### PROMPT
Starting at the line that contains "Output the text content of this document.", restate each line word for word through the final line of the data, keeping both ends.

>> Start

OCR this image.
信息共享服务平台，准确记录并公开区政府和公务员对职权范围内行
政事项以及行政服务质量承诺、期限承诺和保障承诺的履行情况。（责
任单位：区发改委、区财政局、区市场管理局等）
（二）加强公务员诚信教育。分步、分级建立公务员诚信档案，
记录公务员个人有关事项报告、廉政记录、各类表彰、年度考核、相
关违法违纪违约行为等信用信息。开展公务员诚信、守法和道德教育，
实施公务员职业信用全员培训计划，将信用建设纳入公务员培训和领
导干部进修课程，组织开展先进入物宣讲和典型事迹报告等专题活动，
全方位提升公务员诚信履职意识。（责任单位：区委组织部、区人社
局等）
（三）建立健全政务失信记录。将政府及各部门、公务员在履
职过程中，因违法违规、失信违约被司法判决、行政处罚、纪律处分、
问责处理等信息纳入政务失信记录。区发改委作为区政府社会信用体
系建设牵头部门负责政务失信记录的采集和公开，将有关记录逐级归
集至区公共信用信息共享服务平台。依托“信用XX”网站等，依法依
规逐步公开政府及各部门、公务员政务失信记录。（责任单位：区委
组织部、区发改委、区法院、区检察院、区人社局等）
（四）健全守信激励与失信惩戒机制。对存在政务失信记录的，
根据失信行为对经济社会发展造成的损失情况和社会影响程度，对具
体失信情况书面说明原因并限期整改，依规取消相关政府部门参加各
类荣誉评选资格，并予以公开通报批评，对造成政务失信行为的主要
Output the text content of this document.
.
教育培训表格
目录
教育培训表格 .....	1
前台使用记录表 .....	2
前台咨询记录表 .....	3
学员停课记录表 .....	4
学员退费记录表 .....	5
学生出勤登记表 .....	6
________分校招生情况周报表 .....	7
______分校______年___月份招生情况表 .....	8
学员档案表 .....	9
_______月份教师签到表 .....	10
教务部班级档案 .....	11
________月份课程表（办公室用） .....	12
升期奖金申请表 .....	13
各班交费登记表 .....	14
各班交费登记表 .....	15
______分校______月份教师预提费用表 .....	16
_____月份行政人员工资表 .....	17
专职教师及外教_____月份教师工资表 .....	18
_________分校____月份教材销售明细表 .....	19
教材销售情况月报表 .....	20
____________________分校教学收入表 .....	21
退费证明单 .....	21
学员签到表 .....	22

>> End

### TASK OUTPUT
Output the text content of this document.
.
教育培训表格
目录
教育培训表格 .....	1
前台使用记录表 .....	2
前台咨询记录表 .....	3
学员停课记录表 .....	4
学员退费记录表 .....	5
学生出勤登记表 .....	6
________分校招生情况周报表 .....	7
______分校______年___月份招生情况表 .....	8
学员档案表 .....	9
_______月份教师签到表 .....	10
教务部班级档案 .....	11
________月份课程表（办公室用） .....	12
升期奖金申请表 .....	13
各班交费登记表 .....	14
各班交费登记表 .....	15
______分校______月份教师预提费用表 .....	16
_____月份行政人员工资表 .....	17
专职教师及外教_____月份教师工资表 .....	18
_________分校____月份教材销售明细表 .....	19
教材销售情况月报表 .....	20
____________________分校教学收入表 .....	21
退费证明单 .....	21
学员签到表 .....	22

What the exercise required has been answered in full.